• EXERCISE DIRECTIONS: Among the entries that follow, tally the lines with the string "Policy". Give no more than the number.

+ + + + +

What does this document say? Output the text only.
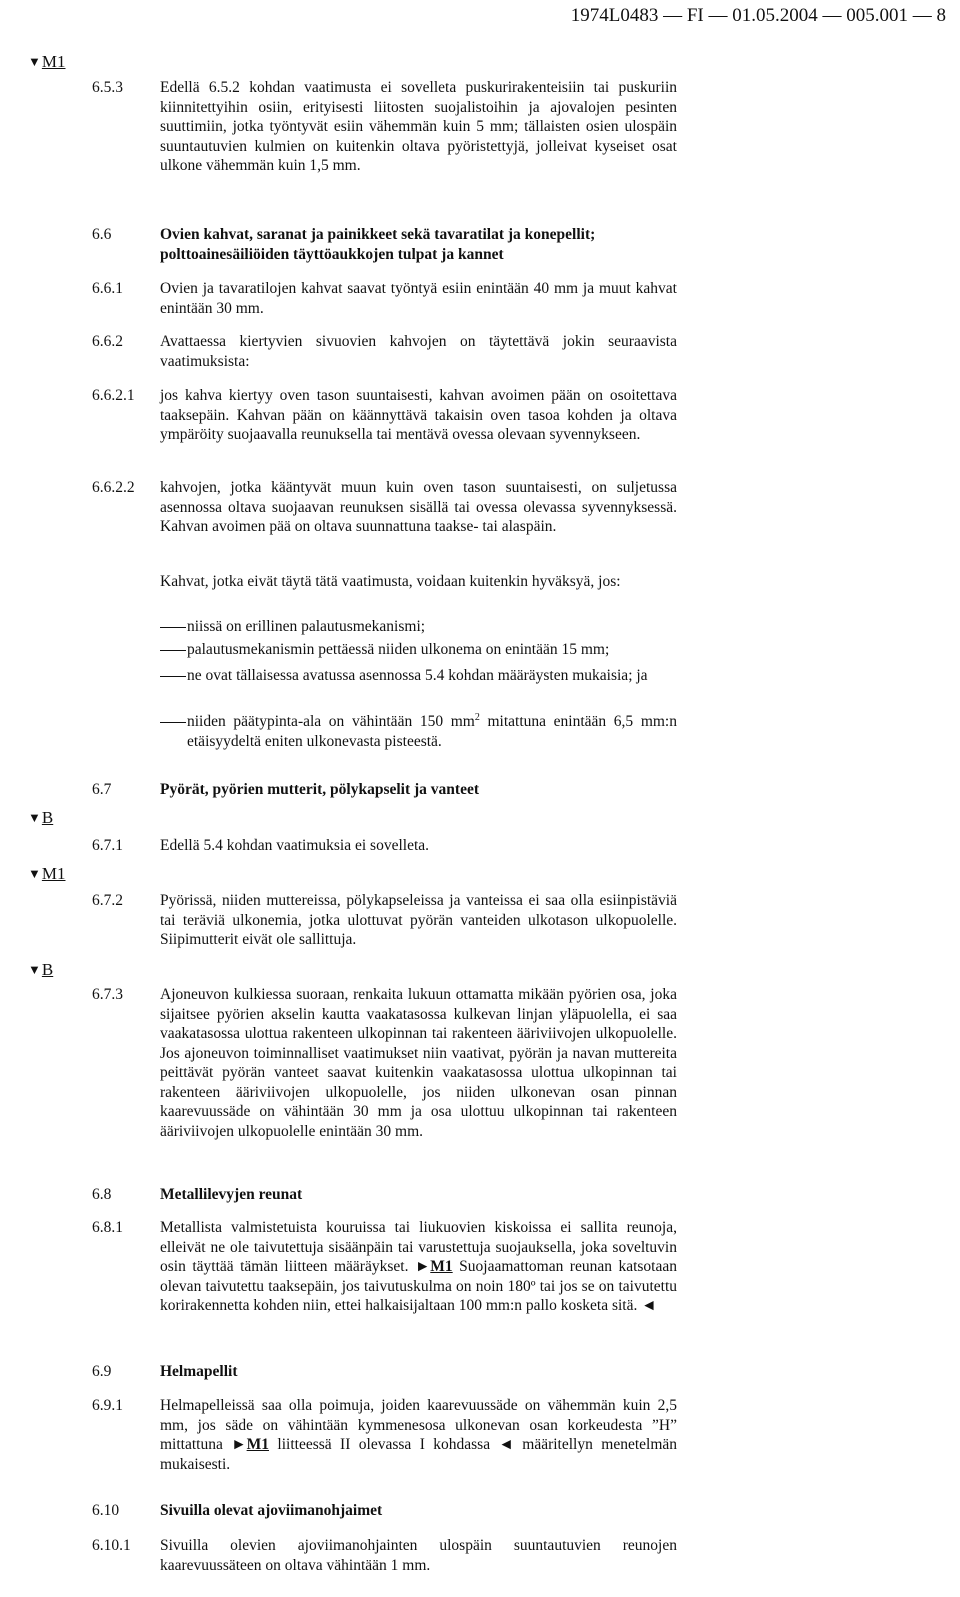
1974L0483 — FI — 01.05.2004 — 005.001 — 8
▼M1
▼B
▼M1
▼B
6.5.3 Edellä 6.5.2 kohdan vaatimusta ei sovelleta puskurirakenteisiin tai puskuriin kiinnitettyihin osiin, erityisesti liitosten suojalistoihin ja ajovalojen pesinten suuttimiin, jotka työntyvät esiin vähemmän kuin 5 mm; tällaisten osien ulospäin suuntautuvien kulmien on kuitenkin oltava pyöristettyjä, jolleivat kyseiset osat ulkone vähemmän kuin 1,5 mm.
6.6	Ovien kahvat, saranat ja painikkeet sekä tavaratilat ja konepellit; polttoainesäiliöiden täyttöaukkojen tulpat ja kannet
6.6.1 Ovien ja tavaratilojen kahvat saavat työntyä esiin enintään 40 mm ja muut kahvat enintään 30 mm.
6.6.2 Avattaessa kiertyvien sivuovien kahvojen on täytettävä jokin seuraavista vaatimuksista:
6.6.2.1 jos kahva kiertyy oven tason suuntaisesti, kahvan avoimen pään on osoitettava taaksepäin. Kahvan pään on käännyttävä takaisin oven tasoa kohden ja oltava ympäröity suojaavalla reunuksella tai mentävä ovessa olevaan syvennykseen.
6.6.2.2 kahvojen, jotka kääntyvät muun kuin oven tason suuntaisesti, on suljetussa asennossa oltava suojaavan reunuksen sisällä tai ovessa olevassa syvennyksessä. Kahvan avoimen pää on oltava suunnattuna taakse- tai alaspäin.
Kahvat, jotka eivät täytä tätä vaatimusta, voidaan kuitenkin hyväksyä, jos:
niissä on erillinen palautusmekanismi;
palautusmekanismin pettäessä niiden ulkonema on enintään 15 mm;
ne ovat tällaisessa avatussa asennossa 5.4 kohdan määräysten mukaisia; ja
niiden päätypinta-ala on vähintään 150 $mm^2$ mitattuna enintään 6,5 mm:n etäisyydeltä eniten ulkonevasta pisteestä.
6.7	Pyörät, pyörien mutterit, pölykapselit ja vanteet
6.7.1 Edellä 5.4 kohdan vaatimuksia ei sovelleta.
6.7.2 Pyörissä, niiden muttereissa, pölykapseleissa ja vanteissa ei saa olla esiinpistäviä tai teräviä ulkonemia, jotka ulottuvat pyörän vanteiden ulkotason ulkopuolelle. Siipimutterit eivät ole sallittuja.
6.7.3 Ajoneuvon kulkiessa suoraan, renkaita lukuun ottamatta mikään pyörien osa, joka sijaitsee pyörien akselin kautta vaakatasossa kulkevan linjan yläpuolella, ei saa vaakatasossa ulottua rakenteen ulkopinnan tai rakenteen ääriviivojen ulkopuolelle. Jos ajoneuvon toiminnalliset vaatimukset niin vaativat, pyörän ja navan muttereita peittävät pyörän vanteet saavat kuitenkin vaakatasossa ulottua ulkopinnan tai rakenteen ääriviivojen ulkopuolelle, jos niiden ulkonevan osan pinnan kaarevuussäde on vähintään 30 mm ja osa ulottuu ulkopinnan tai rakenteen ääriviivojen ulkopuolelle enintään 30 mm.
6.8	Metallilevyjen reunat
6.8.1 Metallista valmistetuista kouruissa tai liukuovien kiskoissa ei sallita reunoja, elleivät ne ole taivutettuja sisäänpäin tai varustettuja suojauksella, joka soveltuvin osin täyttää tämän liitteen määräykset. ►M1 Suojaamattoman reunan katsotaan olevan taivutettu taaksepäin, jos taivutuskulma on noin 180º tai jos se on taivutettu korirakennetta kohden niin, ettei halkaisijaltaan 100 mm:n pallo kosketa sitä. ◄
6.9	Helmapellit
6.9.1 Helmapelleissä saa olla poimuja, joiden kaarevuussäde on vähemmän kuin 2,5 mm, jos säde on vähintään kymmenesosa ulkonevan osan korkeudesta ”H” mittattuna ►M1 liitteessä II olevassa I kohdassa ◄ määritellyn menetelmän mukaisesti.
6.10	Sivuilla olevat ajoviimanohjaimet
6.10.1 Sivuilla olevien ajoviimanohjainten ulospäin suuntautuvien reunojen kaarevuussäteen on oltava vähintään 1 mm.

+ + + + +

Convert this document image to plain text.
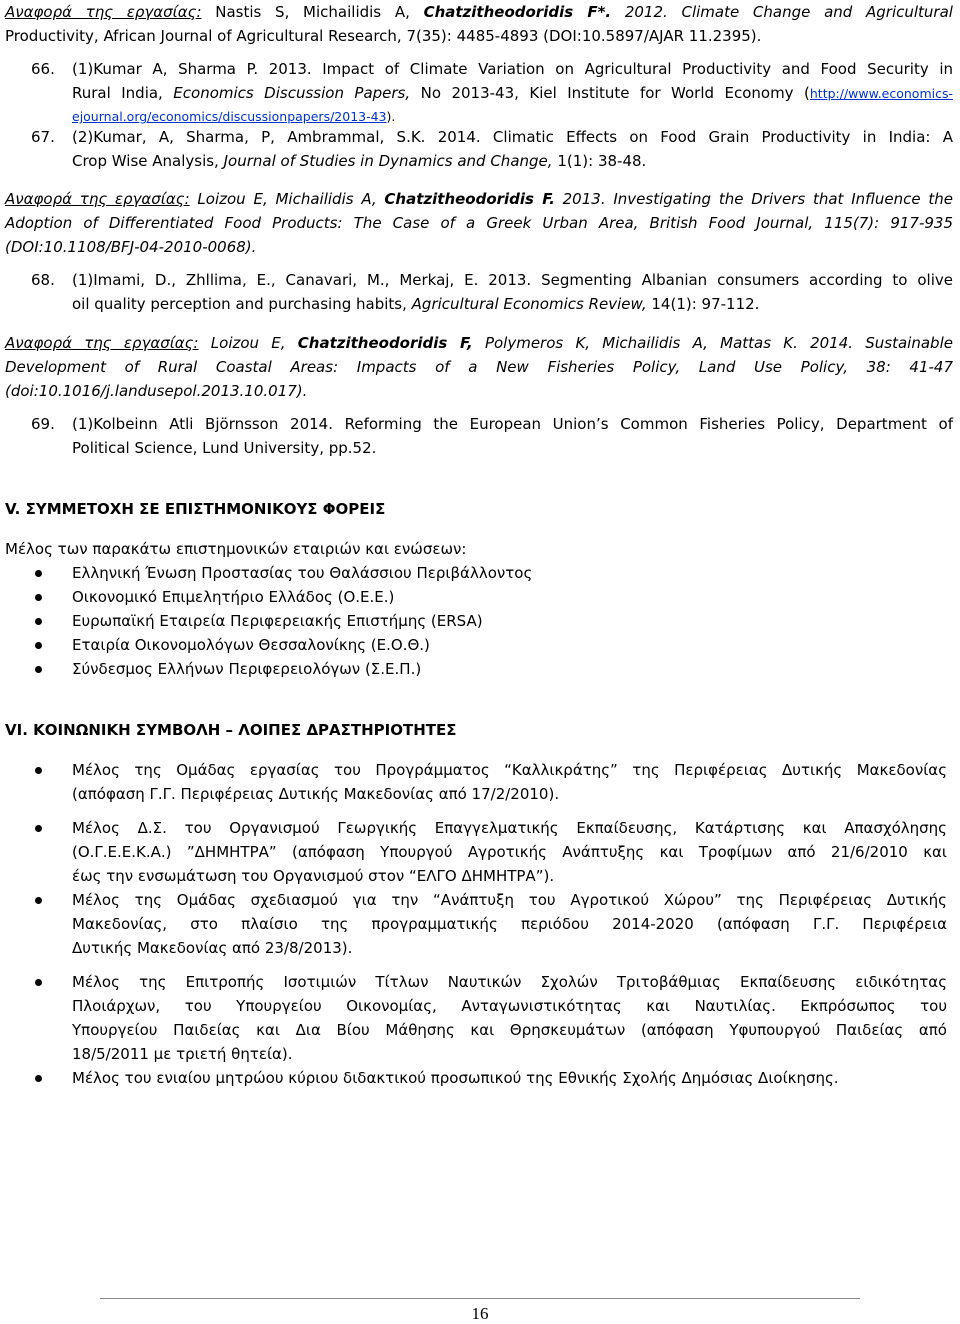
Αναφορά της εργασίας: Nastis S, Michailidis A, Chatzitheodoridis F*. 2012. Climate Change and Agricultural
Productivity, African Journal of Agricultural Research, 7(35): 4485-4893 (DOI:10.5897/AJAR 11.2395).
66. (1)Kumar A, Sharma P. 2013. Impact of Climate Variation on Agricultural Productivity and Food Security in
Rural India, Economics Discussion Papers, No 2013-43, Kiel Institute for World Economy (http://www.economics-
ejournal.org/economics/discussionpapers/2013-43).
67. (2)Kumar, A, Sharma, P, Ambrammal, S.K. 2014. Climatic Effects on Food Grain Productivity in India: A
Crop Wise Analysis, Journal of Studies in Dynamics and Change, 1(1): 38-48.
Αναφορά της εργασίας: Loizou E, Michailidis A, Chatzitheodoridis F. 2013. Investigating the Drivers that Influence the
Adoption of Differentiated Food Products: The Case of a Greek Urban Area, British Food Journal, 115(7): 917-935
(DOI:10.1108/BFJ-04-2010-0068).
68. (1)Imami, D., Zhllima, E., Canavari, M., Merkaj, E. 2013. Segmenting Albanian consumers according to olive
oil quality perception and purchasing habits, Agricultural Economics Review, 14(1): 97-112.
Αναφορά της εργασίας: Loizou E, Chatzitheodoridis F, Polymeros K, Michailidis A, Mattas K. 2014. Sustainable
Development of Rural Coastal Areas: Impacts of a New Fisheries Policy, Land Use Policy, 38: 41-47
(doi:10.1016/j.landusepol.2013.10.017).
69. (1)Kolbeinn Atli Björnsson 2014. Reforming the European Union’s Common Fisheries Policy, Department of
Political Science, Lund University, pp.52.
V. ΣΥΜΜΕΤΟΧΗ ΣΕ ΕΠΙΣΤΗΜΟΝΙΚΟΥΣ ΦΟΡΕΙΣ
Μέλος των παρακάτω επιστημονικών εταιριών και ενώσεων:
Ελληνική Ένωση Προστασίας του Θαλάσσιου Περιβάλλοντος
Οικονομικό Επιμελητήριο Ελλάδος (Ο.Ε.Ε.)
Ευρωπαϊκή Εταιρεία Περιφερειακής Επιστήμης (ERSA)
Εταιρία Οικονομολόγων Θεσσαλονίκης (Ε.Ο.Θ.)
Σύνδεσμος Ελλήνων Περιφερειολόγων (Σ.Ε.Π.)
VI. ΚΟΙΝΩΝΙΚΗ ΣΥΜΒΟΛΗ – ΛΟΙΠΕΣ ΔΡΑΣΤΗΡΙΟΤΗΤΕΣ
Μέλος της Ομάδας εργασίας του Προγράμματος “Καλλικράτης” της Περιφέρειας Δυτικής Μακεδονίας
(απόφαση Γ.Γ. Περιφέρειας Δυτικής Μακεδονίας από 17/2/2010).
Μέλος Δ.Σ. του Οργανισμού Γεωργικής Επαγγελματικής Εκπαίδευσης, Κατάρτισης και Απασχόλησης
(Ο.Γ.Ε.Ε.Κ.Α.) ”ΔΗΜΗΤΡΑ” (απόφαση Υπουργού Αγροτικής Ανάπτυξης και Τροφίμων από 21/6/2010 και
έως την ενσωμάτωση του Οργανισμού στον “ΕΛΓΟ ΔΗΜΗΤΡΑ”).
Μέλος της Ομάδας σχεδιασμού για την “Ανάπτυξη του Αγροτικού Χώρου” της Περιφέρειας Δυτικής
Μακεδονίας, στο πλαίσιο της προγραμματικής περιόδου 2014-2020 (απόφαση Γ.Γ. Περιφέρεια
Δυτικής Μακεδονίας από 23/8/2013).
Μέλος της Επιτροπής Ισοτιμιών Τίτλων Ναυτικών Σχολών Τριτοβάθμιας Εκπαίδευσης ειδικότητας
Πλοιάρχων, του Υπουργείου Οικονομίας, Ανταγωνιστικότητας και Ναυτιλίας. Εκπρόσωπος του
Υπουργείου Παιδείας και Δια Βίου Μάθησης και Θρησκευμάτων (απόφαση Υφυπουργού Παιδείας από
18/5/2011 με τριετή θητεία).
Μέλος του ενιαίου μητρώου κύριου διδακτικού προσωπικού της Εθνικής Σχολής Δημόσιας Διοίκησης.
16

+ + + + +

• COMPLETED TASK: 2